IL TUO OBIETTIVO —
Prosegui il testo sul mesmerismo in Black flag, riprendendo subito dopo l'ultima frase riportata.

Tornando a Bellegarrigue, egli non è soltanto un teorico ma anche una sorta di scienziato pazzoide, cultore del mesmerismo che intende utilizzare per plasmare l’uomo del futuro secondo i dettami della sua agghiacciante filosofia, a cominciare dai crudeli esperimenti cui sottopone il riluttante Kroger per trasformarlo in una perfetta macchina per uccidere. I proiettili di antimonio sono una sua scoperta e sarà lui stesso a consegnarli a Pantera.
Il mesmerismo, dunque, compare anche in Black flag. La sua funzione narrativa è la stessa: la possibilità di interpretare in termini parascientifici i fenomeni apparentemente sovrannaturali consente alla narrazione di mantenersi nel registro del fantastico e cioè, secondo la definizione del già citato Todorov, su un livello di incertezza e di indecidibilità circa la natura dei fenomeni straordinari cui assistiamo nel corso del racconto. Realtà o sogno, percezione veritiera o mera illusione, fenomeno sovrannaturale o fatto semplicemente “strano” benché spiegabile senza violare le ordinarie leggi scientifiche?

DATI MEMORIZZATI —

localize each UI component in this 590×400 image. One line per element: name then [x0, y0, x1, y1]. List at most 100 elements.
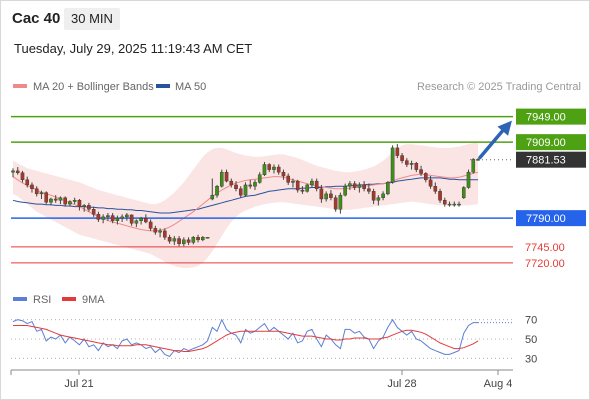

ESITO DEL COMPITO —
Se rimaniamo all’interno delle prime due storie di Pantera dobbiamo sospendere il giudizio. Ma se teniamo conto di quanto ci viene raccontato nei differenti livelli temporali in cui si articolano Metallo urlante e Black flag il dilemma può essere sciolto. Evangelisti assorbe le energie narrative che sgorgano dall’elemento soprannaturale senza lasciare spazio al misticismo cui è spesso associato. In altri termini Evangelisti spariglia le carte ibridando atmosfere tipiche del fantasy e dell’horror con la fantascienza. Le anomalie che sovvertono il nostro ordine metafisico perdono il loro alone mistico perché possono essere spiegate attraverso teorie parascientifiche per le quali, normalmente, lo scrittore utilizza i risultati di rami marginali della scienza realmente esistiti.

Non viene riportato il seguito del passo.